Write out all the material exactly. Leave nothing out.

──────── Dataset extract

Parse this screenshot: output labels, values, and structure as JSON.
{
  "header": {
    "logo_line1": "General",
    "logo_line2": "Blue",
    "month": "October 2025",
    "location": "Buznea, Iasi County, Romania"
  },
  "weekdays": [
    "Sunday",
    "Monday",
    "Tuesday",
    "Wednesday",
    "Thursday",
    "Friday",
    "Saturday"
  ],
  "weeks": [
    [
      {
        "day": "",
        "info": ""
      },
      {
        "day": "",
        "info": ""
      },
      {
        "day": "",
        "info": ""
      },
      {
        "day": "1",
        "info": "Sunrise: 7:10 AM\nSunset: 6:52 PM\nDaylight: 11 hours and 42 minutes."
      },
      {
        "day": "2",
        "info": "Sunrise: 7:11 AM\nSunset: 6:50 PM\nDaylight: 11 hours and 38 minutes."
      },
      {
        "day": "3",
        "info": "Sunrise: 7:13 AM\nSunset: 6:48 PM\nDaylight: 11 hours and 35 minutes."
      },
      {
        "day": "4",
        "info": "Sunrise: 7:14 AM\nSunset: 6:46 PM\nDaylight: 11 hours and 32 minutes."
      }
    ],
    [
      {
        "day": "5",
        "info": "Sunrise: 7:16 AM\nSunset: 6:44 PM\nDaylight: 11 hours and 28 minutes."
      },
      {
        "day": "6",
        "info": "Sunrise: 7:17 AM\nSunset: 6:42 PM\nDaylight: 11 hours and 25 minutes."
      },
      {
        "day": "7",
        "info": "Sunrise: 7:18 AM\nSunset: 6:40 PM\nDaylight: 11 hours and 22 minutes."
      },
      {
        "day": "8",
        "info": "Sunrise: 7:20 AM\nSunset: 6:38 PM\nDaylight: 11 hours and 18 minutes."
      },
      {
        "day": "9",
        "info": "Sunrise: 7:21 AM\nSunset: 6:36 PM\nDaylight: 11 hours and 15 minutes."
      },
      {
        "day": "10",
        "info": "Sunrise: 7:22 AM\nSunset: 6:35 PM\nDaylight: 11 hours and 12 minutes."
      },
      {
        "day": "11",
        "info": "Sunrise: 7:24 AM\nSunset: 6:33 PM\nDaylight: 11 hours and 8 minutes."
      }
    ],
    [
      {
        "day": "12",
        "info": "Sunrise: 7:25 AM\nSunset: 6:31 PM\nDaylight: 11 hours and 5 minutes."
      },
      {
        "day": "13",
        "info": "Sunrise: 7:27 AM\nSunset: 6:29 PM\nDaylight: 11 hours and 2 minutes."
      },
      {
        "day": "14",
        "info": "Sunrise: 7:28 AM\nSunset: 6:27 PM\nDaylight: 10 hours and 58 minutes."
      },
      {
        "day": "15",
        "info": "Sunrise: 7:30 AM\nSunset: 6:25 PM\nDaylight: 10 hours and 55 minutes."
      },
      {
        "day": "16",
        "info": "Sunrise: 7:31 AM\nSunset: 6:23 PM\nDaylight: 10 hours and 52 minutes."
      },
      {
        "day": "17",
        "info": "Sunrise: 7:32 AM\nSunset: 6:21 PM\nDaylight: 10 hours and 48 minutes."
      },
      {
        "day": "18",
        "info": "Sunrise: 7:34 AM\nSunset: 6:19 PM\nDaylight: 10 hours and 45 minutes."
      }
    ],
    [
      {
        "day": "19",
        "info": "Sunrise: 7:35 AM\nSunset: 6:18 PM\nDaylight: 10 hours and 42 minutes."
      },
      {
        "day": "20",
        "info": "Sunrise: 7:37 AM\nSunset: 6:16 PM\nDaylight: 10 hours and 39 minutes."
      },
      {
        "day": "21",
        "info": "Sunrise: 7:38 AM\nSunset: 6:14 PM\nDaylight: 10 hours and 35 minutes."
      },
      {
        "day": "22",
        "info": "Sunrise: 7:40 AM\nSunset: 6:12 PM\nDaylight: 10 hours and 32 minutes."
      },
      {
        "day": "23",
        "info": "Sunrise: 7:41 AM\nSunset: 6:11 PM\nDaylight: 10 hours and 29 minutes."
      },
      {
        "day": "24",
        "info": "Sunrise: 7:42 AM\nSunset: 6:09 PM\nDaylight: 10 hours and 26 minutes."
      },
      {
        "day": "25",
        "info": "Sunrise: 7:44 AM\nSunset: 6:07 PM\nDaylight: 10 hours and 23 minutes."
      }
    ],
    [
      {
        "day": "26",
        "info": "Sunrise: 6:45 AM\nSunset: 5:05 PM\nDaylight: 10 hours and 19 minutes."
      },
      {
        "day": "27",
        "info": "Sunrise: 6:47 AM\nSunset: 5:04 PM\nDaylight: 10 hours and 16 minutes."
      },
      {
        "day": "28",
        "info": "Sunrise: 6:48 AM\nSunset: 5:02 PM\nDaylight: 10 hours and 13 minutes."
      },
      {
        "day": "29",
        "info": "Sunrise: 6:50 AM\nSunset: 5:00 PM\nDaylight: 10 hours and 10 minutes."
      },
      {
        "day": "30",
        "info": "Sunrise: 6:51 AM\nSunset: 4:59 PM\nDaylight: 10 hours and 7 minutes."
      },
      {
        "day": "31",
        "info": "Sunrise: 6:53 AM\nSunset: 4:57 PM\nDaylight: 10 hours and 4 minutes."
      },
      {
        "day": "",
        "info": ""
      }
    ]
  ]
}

────────────────

▶ [Answer to the exercise]
Parse this screenshot: output labels, values, and structure as JSON.
{
  "header": {
    "logo_line1": "General",
    "logo_line2": "Blue",
    "month": "October 2025",
    "location": "Buznea, Iasi County, Romania"
  },
  "weekdays": [
    "Sunday",
    "Monday",
    "Tuesday",
    "Wednesday",
    "Thursday",
    "Friday",
    "Saturday"
  ],
  "weeks": [
    [
      {
        "day": "",
        "info": ""
      },
      {
        "day": "",
        "info": ""
      },
      {
        "day": "",
        "info": ""
      },
      {
        "day": "1",
        "info": "Sunrise: 7:10 AM\nSunset: 6:52 PM\nDaylight: 11 hours and 42 minutes."
      },
      {
        "day": "2",
        "info": "Sunrise: 7:11 AM\nSunset: 6:50 PM\nDaylight: 11 hours and 38 minutes."
      },
      {
        "day": "3",
        "info": "Sunrise: 7:13 AM\nSunset: 6:48 PM\nDaylight: 11 hours and 35 minutes."
      },
      {
        "day": "4",
        "info": "Sunrise: 7:14 AM\nSunset: 6:46 PM\nDaylight: 11 hours and 32 minutes."
      }
    ],
    [
      {
        "day": "5",
        "info": "Sunrise: 7:16 AM\nSunset: 6:44 PM\nDaylight: 11 hours and 28 minutes."
      },
      {
        "day": "6",
        "info": "Sunrise: 7:17 AM\nSunset: 6:42 PM\nDaylight: 11 hours and 25 minutes."
      },
      {
        "day": "7",
        "info": "Sunrise: 7:18 AM\nSunset: 6:40 PM\nDaylight: 11 hours and 22 minutes."
      },
      {
        "day": "8",
        "info": "Sunrise: 7:20 AM\nSunset: 6:38 PM\nDaylight: 11 hours and 18 minutes."
      },
      {
        "day": "9",
        "info": "Sunrise: 7:21 AM\nSunset: 6:36 PM\nDaylight: 11 hours and 15 minutes."
      },
      {
        "day": "10",
        "info": "Sunrise: 7:22 AM\nSunset: 6:35 PM\nDaylight: 11 hours and 12 minutes."
      },
      {
        "day": "11",
        "info": "Sunrise: 7:24 AM\nSunset: 6:33 PM\nDaylight: 11 hours and 8 minutes."
      }
    ],
    [
      {
        "day": "12",
        "info": "Sunrise: 7:25 AM\nSunset: 6:31 PM\nDaylight: 11 hours and 5 minutes."
      },
      {
        "day": "13",
        "info": "Sunrise: 7:27 AM\nSunset: 6:29 PM\nDaylight: 11 hours and 2 minutes."
      },
      {
        "day": "14",
        "info": "Sunrise: 7:28 AM\nSunset: 6:27 PM\nDaylight: 10 hours and 58 minutes."
      },
      {
        "day": "15",
        "info": "Sunrise: 7:30 AM\nSunset: 6:25 PM\nDaylight: 10 hours and 55 minutes."
      },
      {
        "day": "16",
        "info": "Sunrise: 7:31 AM\nSunset: 6:23 PM\nDaylight: 10 hours and 52 minutes."
      },
      {
        "day": "17",
        "info": "Sunrise: 7:32 AM\nSunset: 6:21 PM\nDaylight: 10 hours and 48 minutes."
      },
      {
        "day": "18",
        "info": "Sunrise: 7:34 AM\nSunset: 6:19 PM\nDaylight: 10 hours and 45 minutes."
      }
    ],
    [
      {
        "day": "19",
        "info": "Sunrise: 7:35 AM\nSunset: 6:18 PM\nDaylight: 10 hours and 42 minutes."
      },
      {
        "day": "20",
        "info": "Sunrise: 7:37 AM\nSunset: 6:16 PM\nDaylight: 10 hours and 39 minutes."
      },
      {
        "day": "21",
        "info": "Sunrise: 7:38 AM\nSunset: 6:14 PM\nDaylight: 10 hours and 35 minutes."
      },
      {
        "day": "22",
        "info": "Sunrise: 7:40 AM\nSunset: 6:12 PM\nDaylight: 10 hours and 32 minutes."
      },
      {
        "day": "23",
        "info": "Sunrise: 7:41 AM\nSunset: 6:11 PM\nDaylight: 10 hours and 29 minutes."
      },
      {
        "day": "24",
        "info": "Sunrise: 7:42 AM\nSunset: 6:09 PM\nDaylight: 10 hours and 26 minutes."
      },
      {
        "day": "25",
        "info": "Sunrise: 7:44 AM\nSunset: 6:07 PM\nDaylight: 10 hours and 23 minutes."
      }
    ],
    [
      {
        "day": "26",
        "info": "Sunrise: 6:45 AM\nSunset: 5:05 PM\nDaylight: 10 hours and 19 minutes."
      },
      {
        "day": "27",
        "info": "Sunrise: 6:47 AM\nSunset: 5:04 PM\nDaylight: 10 hours and 16 minutes."
      },
      {
        "day": "28",
        "info": "Sunrise: 6:48 AM\nSunset: 5:02 PM\nDaylight: 10 hours and 13 minutes."
      },
      {
        "day": "29",
        "info": "Sunrise: 6:50 AM\nSunset: 5:00 PM\nDaylight: 10 hours and 10 minutes."
      },
      {
        "day": "30",
        "info": "Sunrise: 6:51 AM\nSunset: 4:59 PM\nDaylight: 10 hours and 7 minutes."
      },
      {
        "day": "31",
        "info": "Sunrise: 6:53 AM\nSunset: 4:57 PM\nDaylight: 10 hours and 4 minutes."
      },
      {
        "day": "",
        "info": ""
      }
    ]
  ]
}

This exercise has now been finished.